* Objective:
A line counts if it contains the word "play" at least once. State how many such lines the records contain, giving the number alone.

╭─ Given entries

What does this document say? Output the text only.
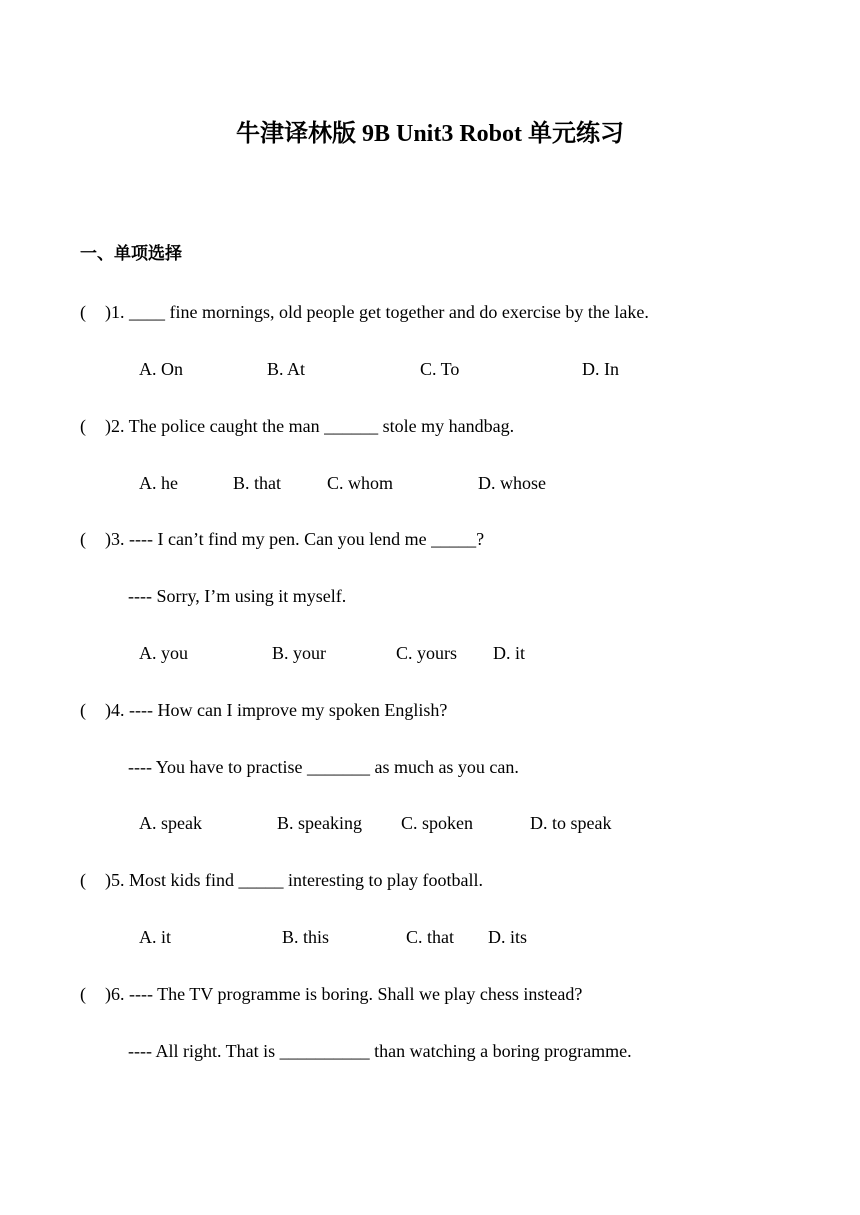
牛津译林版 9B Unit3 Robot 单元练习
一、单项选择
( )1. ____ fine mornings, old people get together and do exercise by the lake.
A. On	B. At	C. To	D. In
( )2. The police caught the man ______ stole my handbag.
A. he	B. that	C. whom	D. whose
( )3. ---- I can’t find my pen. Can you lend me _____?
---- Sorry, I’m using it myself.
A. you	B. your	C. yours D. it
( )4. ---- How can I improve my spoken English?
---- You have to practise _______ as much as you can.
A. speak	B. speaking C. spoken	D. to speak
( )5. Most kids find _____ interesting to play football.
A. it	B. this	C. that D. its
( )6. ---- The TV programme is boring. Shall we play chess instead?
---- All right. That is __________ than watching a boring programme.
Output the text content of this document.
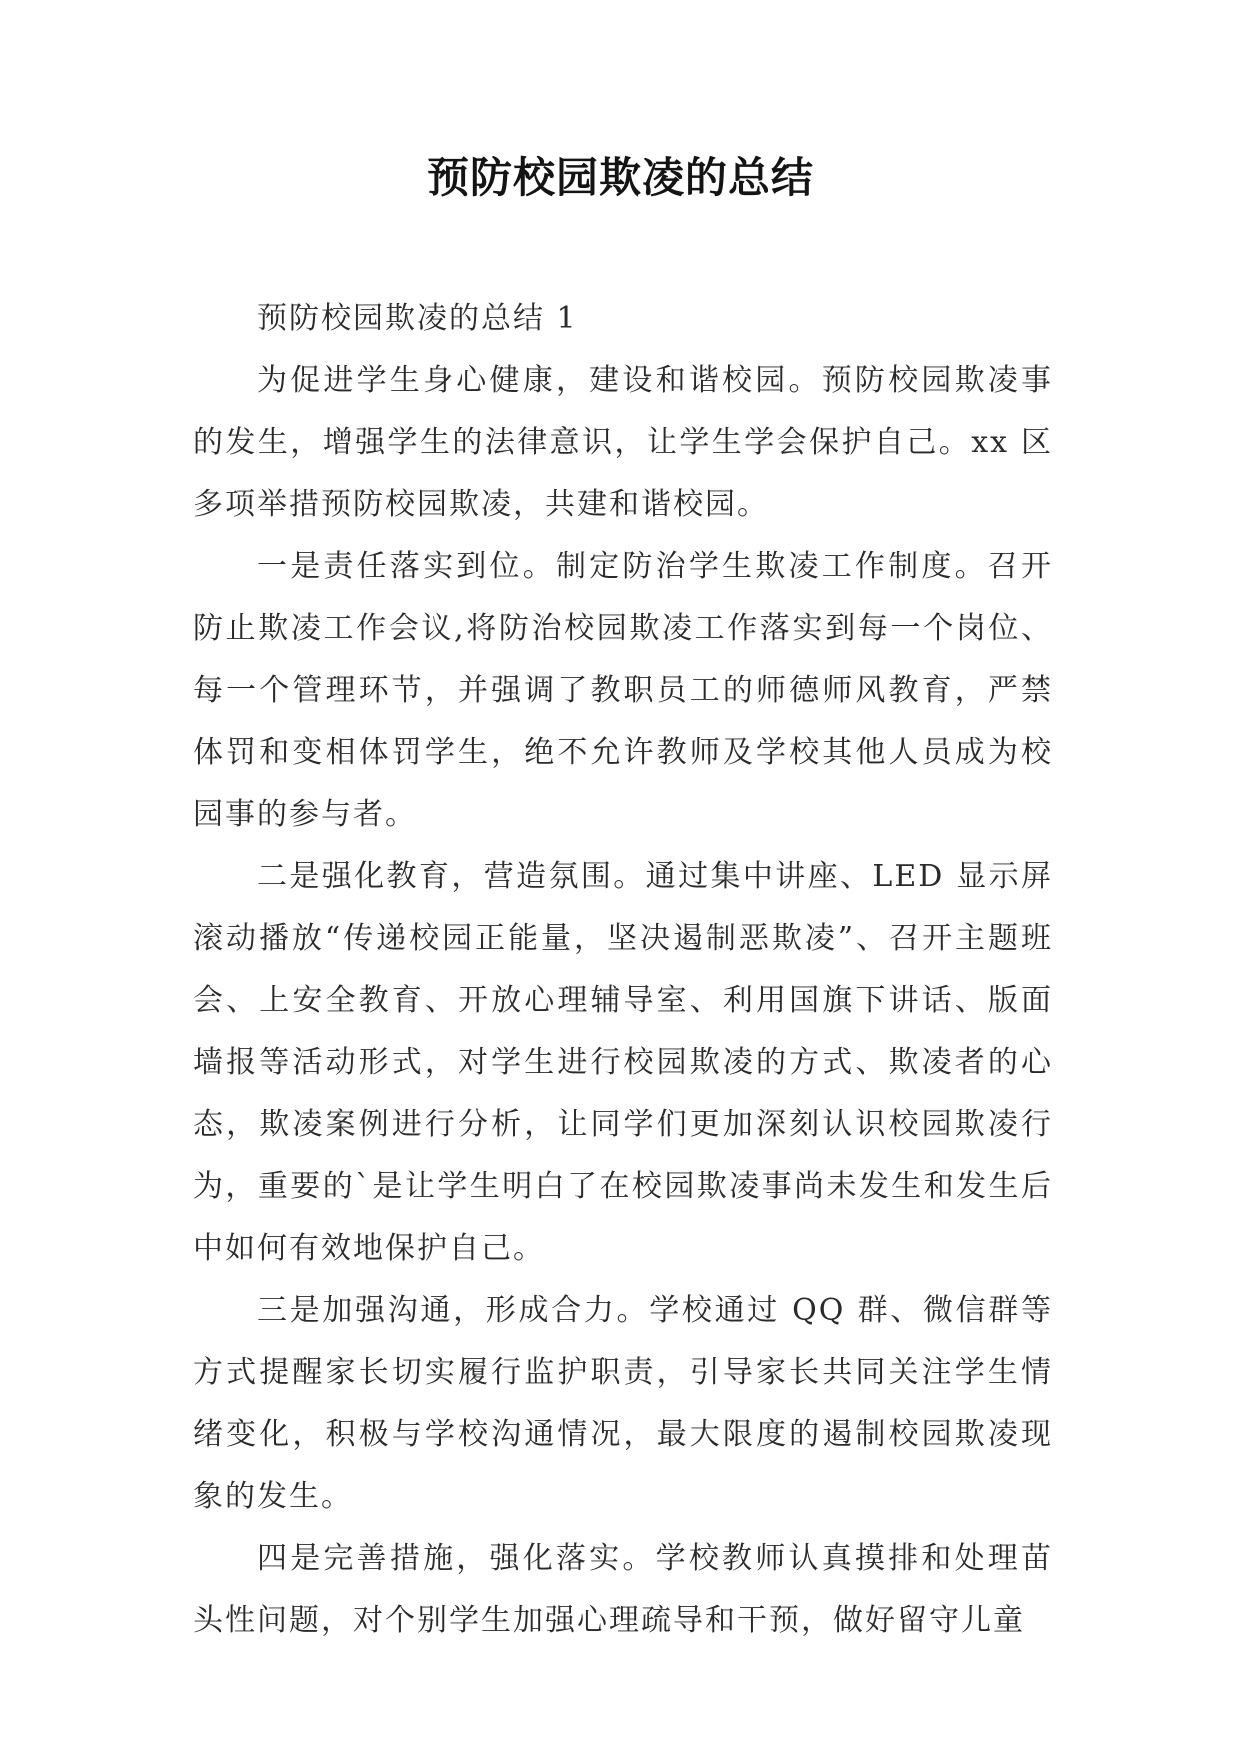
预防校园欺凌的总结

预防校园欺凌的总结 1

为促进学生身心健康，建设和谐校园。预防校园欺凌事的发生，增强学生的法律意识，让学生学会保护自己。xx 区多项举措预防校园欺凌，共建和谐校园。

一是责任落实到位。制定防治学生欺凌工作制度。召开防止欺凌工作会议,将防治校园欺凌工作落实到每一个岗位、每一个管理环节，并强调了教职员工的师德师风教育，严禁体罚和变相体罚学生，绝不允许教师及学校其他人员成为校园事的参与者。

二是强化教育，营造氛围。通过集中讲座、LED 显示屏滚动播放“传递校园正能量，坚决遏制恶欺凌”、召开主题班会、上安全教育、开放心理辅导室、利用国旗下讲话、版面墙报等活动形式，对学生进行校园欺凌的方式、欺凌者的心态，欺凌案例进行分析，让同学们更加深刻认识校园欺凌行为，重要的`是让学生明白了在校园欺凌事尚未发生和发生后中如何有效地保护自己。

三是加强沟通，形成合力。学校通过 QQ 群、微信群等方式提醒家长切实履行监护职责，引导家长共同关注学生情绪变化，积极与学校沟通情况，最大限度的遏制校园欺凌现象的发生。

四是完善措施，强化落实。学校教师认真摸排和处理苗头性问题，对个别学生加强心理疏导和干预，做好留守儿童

╰─

* Solution for this task:
2